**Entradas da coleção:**
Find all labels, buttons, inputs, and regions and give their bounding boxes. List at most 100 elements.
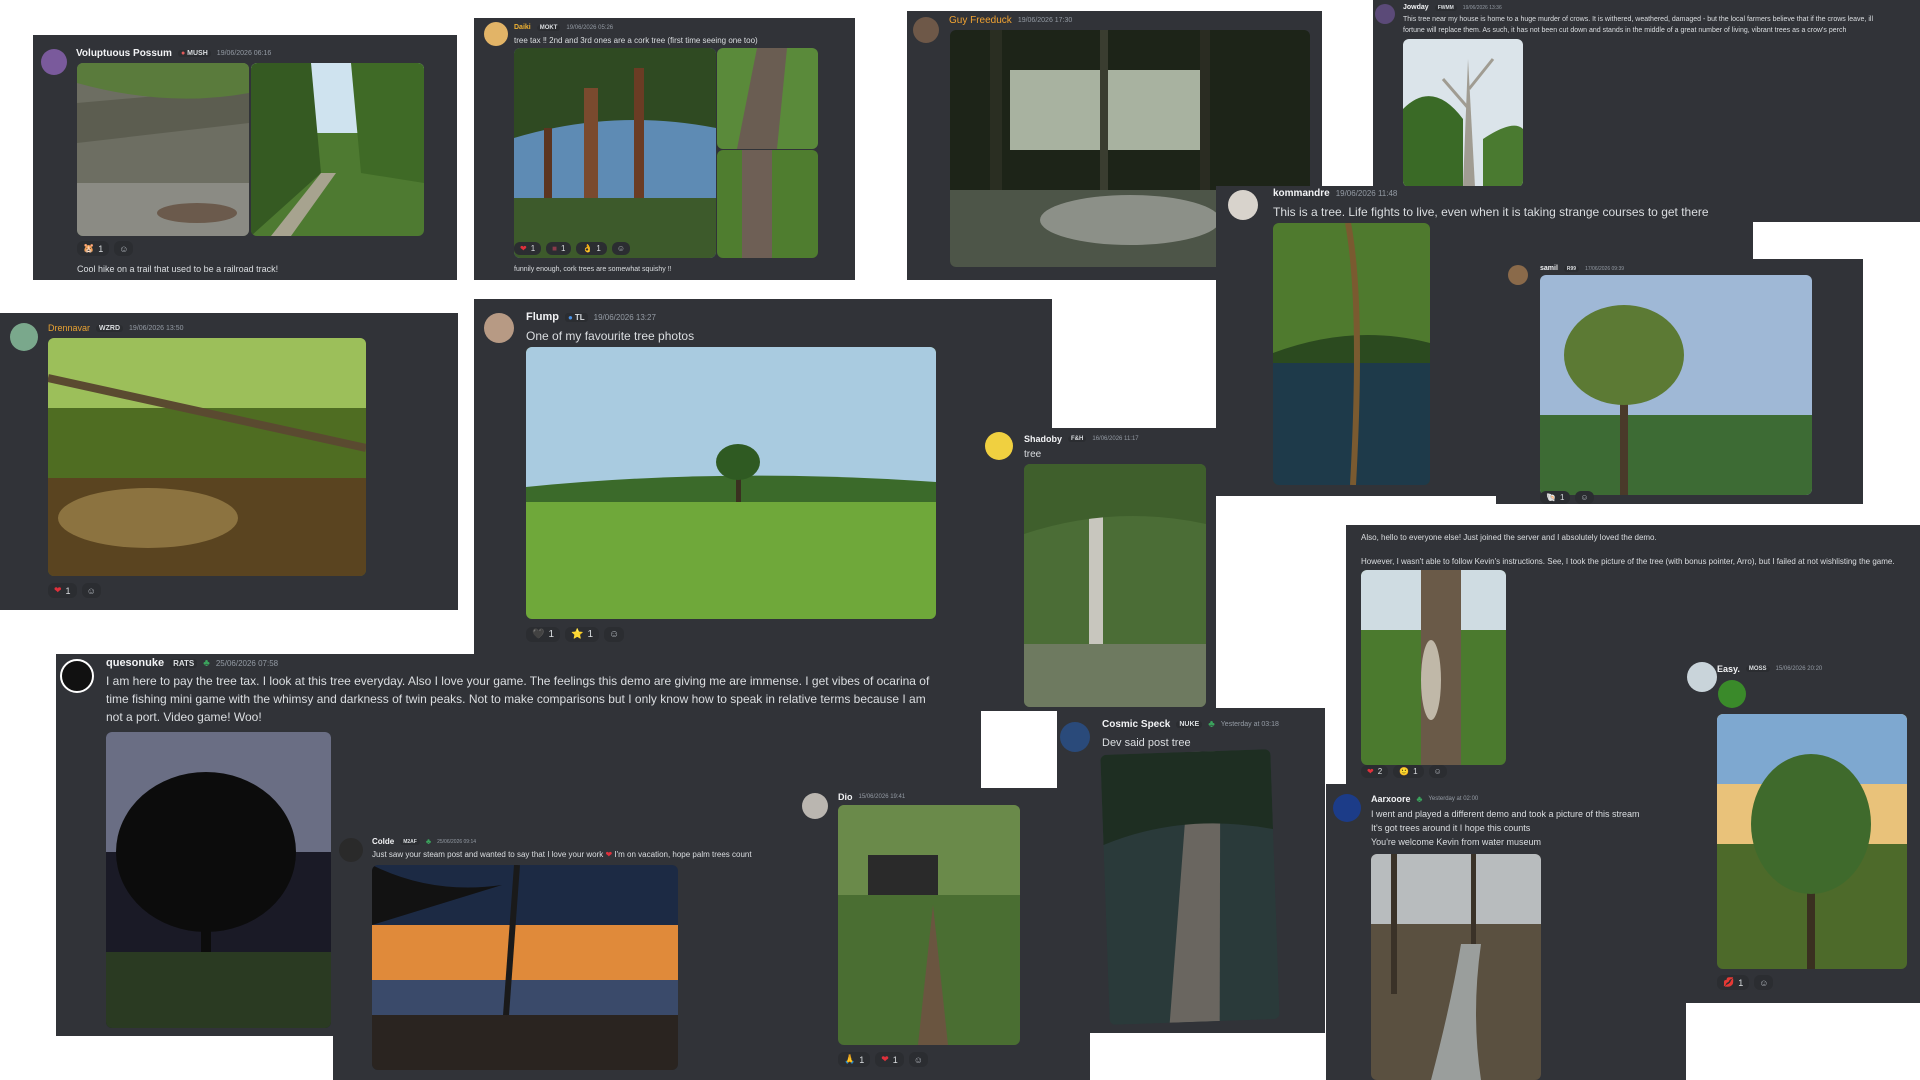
guild-tag: MOKT: [536, 24, 561, 31]
reaction[interactable]: ❤ 1: [514, 242, 542, 255]
guild-tag: F&H: [1068, 436, 1087, 442]
timestamp: 19/06/2026 17:30: [1017, 17, 1073, 24]
timestamp: 16/06/2026 11:17: [1092, 436, 1139, 442]
username[interactable]: samil: [1540, 265, 1558, 272]
post-voluptuous-possum: Voluptuous Possum ● MUSH 19/06/2026 06:16…: [33, 35, 457, 280]
reaction[interactable]: ■ 1: [546, 242, 572, 255]
username[interactable]: Jowday: [1403, 4, 1429, 11]
reaction[interactable]: 🙂 1: [1393, 765, 1424, 778]
timestamp: 25/06/2026 07:58: [215, 658, 279, 668]
avatar[interactable]: [60, 659, 94, 693]
tree-emoji-icon: [1718, 680, 1746, 708]
tree-photo[interactable]: [514, 48, 716, 258]
add-reaction-button[interactable]: ☺: [1754, 975, 1774, 990]
reaction[interactable]: 💋 1: [1717, 975, 1750, 990]
message-text-line-3: You're welcome Kevin from water museum: [1371, 837, 1541, 847]
reaction[interactable]: ⭐ 1: [565, 627, 600, 642]
reaction[interactable]: 🖤 1: [526, 627, 561, 642]
avatar[interactable]: [484, 22, 508, 46]
username[interactable]: Colde: [372, 837, 394, 846]
night-tree-photo[interactable]: [106, 732, 331, 1028]
leaning-tree-photo[interactable]: [1273, 223, 1430, 485]
avatar[interactable]: [985, 432, 1013, 460]
username[interactable]: quesonuke: [106, 657, 164, 669]
badge-icon: ♣: [1416, 794, 1423, 804]
tree-with-cat-photo[interactable]: [1361, 570, 1506, 765]
message-text-line-3: not a port. Video game! Woo!: [106, 710, 262, 724]
avatar[interactable]: [1228, 190, 1258, 220]
username[interactable]: Shadoby: [1024, 434, 1062, 444]
reaction[interactable]: 👌 1: [576, 242, 607, 255]
reaction[interactable]: ❤ 1: [48, 583, 77, 598]
stream-photo[interactable]: [1371, 854, 1541, 1080]
reaction[interactable]: ❤ 2: [1361, 765, 1389, 778]
message-text-line-1: This tree near my house is home to a hug…: [1403, 16, 1874, 23]
username[interactable]: Daiki: [514, 24, 531, 31]
reaction[interactable]: ❤ 1: [875, 1052, 904, 1067]
username[interactable]: Easy.: [1717, 664, 1740, 674]
username[interactable]: Drennavar: [48, 323, 90, 333]
message-text-line-1: I went and played a different demo and t…: [1371, 809, 1640, 819]
guild-tag: WZRD: [96, 324, 124, 332]
add-reaction-button[interactable]: ☺: [908, 1052, 928, 1067]
add-reaction-button[interactable]: ☺: [604, 627, 625, 642]
avatar[interactable]: [1060, 722, 1090, 752]
looking-up-tree-photo[interactable]: [1100, 749, 1280, 1025]
badge-icon: ♣: [425, 837, 432, 846]
message-text: Just saw your steam post and wanted to s…: [372, 850, 752, 859]
avatar[interactable]: [1687, 662, 1717, 692]
timestamp: 19/06/2026 13:36: [1462, 4, 1502, 11]
username[interactable]: Cosmic Speck: [1102, 719, 1170, 730]
add-reaction-button[interactable]: ☺: [114, 241, 134, 256]
post-samil: samil R99 17/06/2026 09:39 🐚 1 ☺: [1496, 259, 1863, 504]
username[interactable]: Guy Freeduck: [949, 15, 1012, 26]
palm-sunset-photo[interactable]: [372, 865, 678, 1070]
message-text: tree tax ‼ 2nd and 3rd ones are a cork t…: [514, 36, 758, 45]
avatar[interactable]: [1375, 4, 1395, 24]
fallen-tree-river-photo[interactable]: [48, 338, 366, 576]
crow-tree-photo[interactable]: [1403, 39, 1523, 187]
username[interactable]: Dio: [838, 792, 853, 802]
message-text-line-2: However, I wasn't able to follow Kevin's…: [1361, 557, 1895, 566]
post-cosmic-speck: Cosmic Speck NUKE ♣ Yesterday at 03:18 D…: [1057, 708, 1325, 1033]
avatar[interactable]: [1508, 265, 1528, 285]
message-text-line-1: Also, hello to everyone else! Just joine…: [1361, 533, 1657, 542]
reaction[interactable]: 🙏 1: [838, 1052, 871, 1067]
guild-tag: NUKE: [1176, 721, 1203, 728]
username[interactable]: Aarxoore: [1371, 794, 1411, 804]
add-reaction-button[interactable]: ☺: [1575, 491, 1594, 504]
guild-tag: FWMM: [1434, 4, 1457, 11]
house-path-photo[interactable]: [838, 805, 1020, 1045]
message-text: Dev said post tree: [1102, 737, 1191, 749]
message-text-line-2: It's got trees around it I hope this cou…: [1371, 823, 1531, 833]
birch-tree-photo[interactable]: [1024, 464, 1206, 707]
avatar[interactable]: [484, 313, 514, 343]
avatar[interactable]: [913, 17, 939, 43]
username[interactable]: Voluptuous Possum: [76, 48, 172, 59]
trail-photo[interactable]: [251, 63, 424, 236]
add-reaction-button[interactable]: ☺: [81, 583, 101, 598]
post-drennavar: Drennavar WZRD 19/06/2026 13:50 ❤ 1 ☺: [0, 313, 458, 610]
cliff-photo[interactable]: [77, 63, 249, 236]
avatar[interactable]: [339, 838, 363, 862]
message-text-line-1: I am here to pay the tree tax. I look at…: [106, 674, 930, 688]
avatar[interactable]: [802, 793, 828, 819]
sunset-tree-photo[interactable]: [1717, 714, 1907, 969]
post-dio: Dio 15/06/2026 19:41 🙏 1 ❤ 1 ☺: [790, 788, 1090, 1080]
username[interactable]: kommandre: [1273, 188, 1330, 199]
avatar[interactable]: [1333, 794, 1361, 822]
avatar[interactable]: [41, 49, 67, 75]
field-tree-photo[interactable]: [526, 347, 936, 619]
reaction[interactable]: 🐚 1: [1540, 491, 1571, 504]
cork-tree-photo-1[interactable]: [717, 48, 818, 149]
timestamp: 15/06/2026 19:41: [858, 794, 906, 800]
avatar[interactable]: [10, 323, 38, 351]
cork-tree-photo-2[interactable]: [717, 150, 818, 258]
tall-tree-photo[interactable]: [1540, 275, 1812, 495]
timestamp: 19/06/2026 13:50: [129, 324, 184, 332]
reaction[interactable]: 🐹 1: [77, 241, 110, 256]
add-reaction-button[interactable]: ☺: [1428, 765, 1447, 778]
add-reaction-button[interactable]: ☺: [611, 242, 631, 255]
post-easy: Easy. MOSS 15/06/2026 20:20 💋 1 ☺: [1684, 656, 1920, 1003]
username[interactable]: Flump: [526, 311, 559, 323]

**EXERCÍCIO ESCRITO:** Transcreva, sem qualquer alteração, todas as linhas dos dados. Deixe as imagens de fora da resposta.

**RESOLUÇÃO DO PROBLEMA:**
Find all labels, buttons, inputs, and regions and give their bounding boxes. List at most 100 elements.
guild-tag: MOKT: [536, 24, 561, 31]
reaction[interactable]: ❤ 1: [514, 242, 542, 255]
guild-tag: F&H: [1068, 436, 1087, 442]
timestamp: 19/06/2026 17:30: [1017, 17, 1073, 24]
timestamp: 16/06/2026 11:17: [1092, 436, 1139, 442]
username[interactable]: samil: [1540, 265, 1558, 272]
post-voluptuous-possum: Voluptuous Possum ● MUSH 19/06/2026 06:16…: [33, 35, 457, 280]
reaction[interactable]: ■ 1: [546, 242, 572, 255]
username[interactable]: Jowday: [1403, 4, 1429, 11]
reaction[interactable]: 🙂 1: [1393, 765, 1424, 778]
timestamp: 25/06/2026 07:58: [215, 658, 279, 668]
avatar[interactable]: [60, 659, 94, 693]
tree-emoji-icon: [1718, 680, 1746, 708]
tree-photo[interactable]: [514, 48, 716, 258]
add-reaction-button[interactable]: ☺: [1754, 975, 1774, 990]
reaction[interactable]: 💋 1: [1717, 975, 1750, 990]
message-text-line-3: You're welcome Kevin from water museum: [1371, 837, 1541, 847]
reaction[interactable]: ⭐ 1: [565, 627, 600, 642]
reaction[interactable]: 🖤 1: [526, 627, 561, 642]
avatar[interactable]: [484, 22, 508, 46]
username[interactable]: Colde: [372, 837, 394, 846]
night-tree-photo[interactable]: [106, 732, 331, 1028]
leaning-tree-photo[interactable]: [1273, 223, 1430, 485]
avatar[interactable]: [985, 432, 1013, 460]
username[interactable]: quesonuke: [106, 657, 164, 669]
badge-icon: ♣: [1416, 794, 1423, 804]
tree-with-cat-photo[interactable]: [1361, 570, 1506, 765]
message-text-line-3: not a port. Video game! Woo!: [106, 710, 262, 724]
avatar[interactable]: [1228, 190, 1258, 220]
username[interactable]: Shadoby: [1024, 434, 1062, 444]
reaction[interactable]: 👌 1: [576, 242, 607, 255]
reaction[interactable]: ❤ 1: [48, 583, 77, 598]
stream-photo[interactable]: [1371, 854, 1541, 1080]
reaction[interactable]: ❤ 2: [1361, 765, 1389, 778]
message-text-line-1: This tree near my house is home to a hug…: [1403, 16, 1874, 23]
username[interactable]: Daiki: [514, 24, 531, 31]
reaction[interactable]: ❤ 1: [875, 1052, 904, 1067]
username[interactable]: Easy.: [1717, 664, 1740, 674]
username[interactable]: Drennavar: [48, 323, 90, 333]
message-text-line-1: I went and played a different demo and t…: [1371, 809, 1640, 819]
guild-tag: WZRD: [96, 324, 124, 332]
add-reaction-button[interactable]: ☺: [908, 1052, 928, 1067]
add-reaction-button[interactable]: ☺: [604, 627, 625, 642]
avatar[interactable]: [1060, 722, 1090, 752]
looking-up-tree-photo[interactable]: [1100, 749, 1280, 1025]
badge-icon: ♣: [425, 837, 432, 846]
message-text: Just saw your steam post and wanted to s…: [372, 850, 752, 859]
avatar[interactable]: [1687, 662, 1717, 692]
timestamp: 19/06/2026 13:36: [1462, 4, 1502, 11]
username[interactable]: Cosmic Speck: [1102, 719, 1170, 730]
add-reaction-button[interactable]: ☺: [114, 241, 134, 256]
post-samil: samil R99 17/06/2026 09:39 🐚 1 ☺: [1496, 259, 1863, 504]
username[interactable]: Guy Freeduck: [949, 15, 1012, 26]
palm-sunset-photo[interactable]: [372, 865, 678, 1070]
message-text: tree tax ‼ 2nd and 3rd ones are a cork t…: [514, 36, 758, 45]
avatar[interactable]: [1375, 4, 1395, 24]
fallen-tree-river-photo[interactable]: [48, 338, 366, 576]
crow-tree-photo[interactable]: [1403, 39, 1523, 187]
username[interactable]: Dio: [838, 792, 853, 802]
message-text-line-2: However, I wasn't able to follow Kevin's…: [1361, 557, 1895, 566]
post-cosmic-speck: Cosmic Speck NUKE ♣ Yesterday at 03:18 D…: [1057, 708, 1325, 1033]
avatar[interactable]: [1508, 265, 1528, 285]
message-text-line-1: Also, hello to everyone else! Just joine…: [1361, 533, 1657, 542]
reaction[interactable]: 🙏 1: [838, 1052, 871, 1067]
guild-tag: NUKE: [1176, 721, 1203, 728]
username[interactable]: Aarxoore: [1371, 794, 1411, 804]
add-reaction-button[interactable]: ☺: [1575, 491, 1594, 504]
guild-tag: FWMM: [1434, 4, 1457, 11]
house-path-photo[interactable]: [838, 805, 1020, 1045]
message-text: Dev said post tree: [1102, 737, 1191, 749]
message-text-line-2: It's got trees around it I hope this cou…: [1371, 823, 1531, 833]
birch-tree-photo[interactable]: [1024, 464, 1206, 707]
avatar[interactable]: [484, 313, 514, 343]
avatar[interactable]: [913, 17, 939, 43]
username[interactable]: Voluptuous Possum: [76, 48, 172, 59]
trail-photo[interactable]: [251, 63, 424, 236]
add-reaction-button[interactable]: ☺: [81, 583, 101, 598]
post-drennavar: Drennavar WZRD 19/06/2026 13:50 ❤ 1 ☺: [0, 313, 458, 610]
cliff-photo[interactable]: [77, 63, 249, 236]
avatar[interactable]: [339, 838, 363, 862]
message-text-line-1: I am here to pay the tree tax. I look at…: [106, 674, 930, 688]
avatar[interactable]: [802, 793, 828, 819]
sunset-tree-photo[interactable]: [1717, 714, 1907, 969]
post-dio: Dio 15/06/2026 19:41 🙏 1 ❤ 1 ☺: [790, 788, 1090, 1080]
username[interactable]: kommandre: [1273, 188, 1330, 199]
avatar[interactable]: [1333, 794, 1361, 822]
avatar[interactable]: [41, 49, 67, 75]
field-tree-photo[interactable]: [526, 347, 936, 619]
reaction[interactable]: 🐚 1: [1540, 491, 1571, 504]
cork-tree-photo-1[interactable]: [717, 48, 818, 149]
timestamp: 15/06/2026 19:41: [858, 794, 906, 800]
avatar[interactable]: [10, 323, 38, 351]
cork-tree-photo-2[interactable]: [717, 150, 818, 258]
tall-tree-photo[interactable]: [1540, 275, 1812, 495]
timestamp: 19/06/2026 13:50: [129, 324, 184, 332]
reaction[interactable]: 🐹 1: [77, 241, 110, 256]
add-reaction-button[interactable]: ☺: [1428, 765, 1447, 778]
add-reaction-button[interactable]: ☺: [611, 242, 631, 255]
post-easy: Easy. MOSS 15/06/2026 20:20 💋 1 ☺: [1684, 656, 1920, 1003]
username[interactable]: Flump: [526, 311, 559, 323]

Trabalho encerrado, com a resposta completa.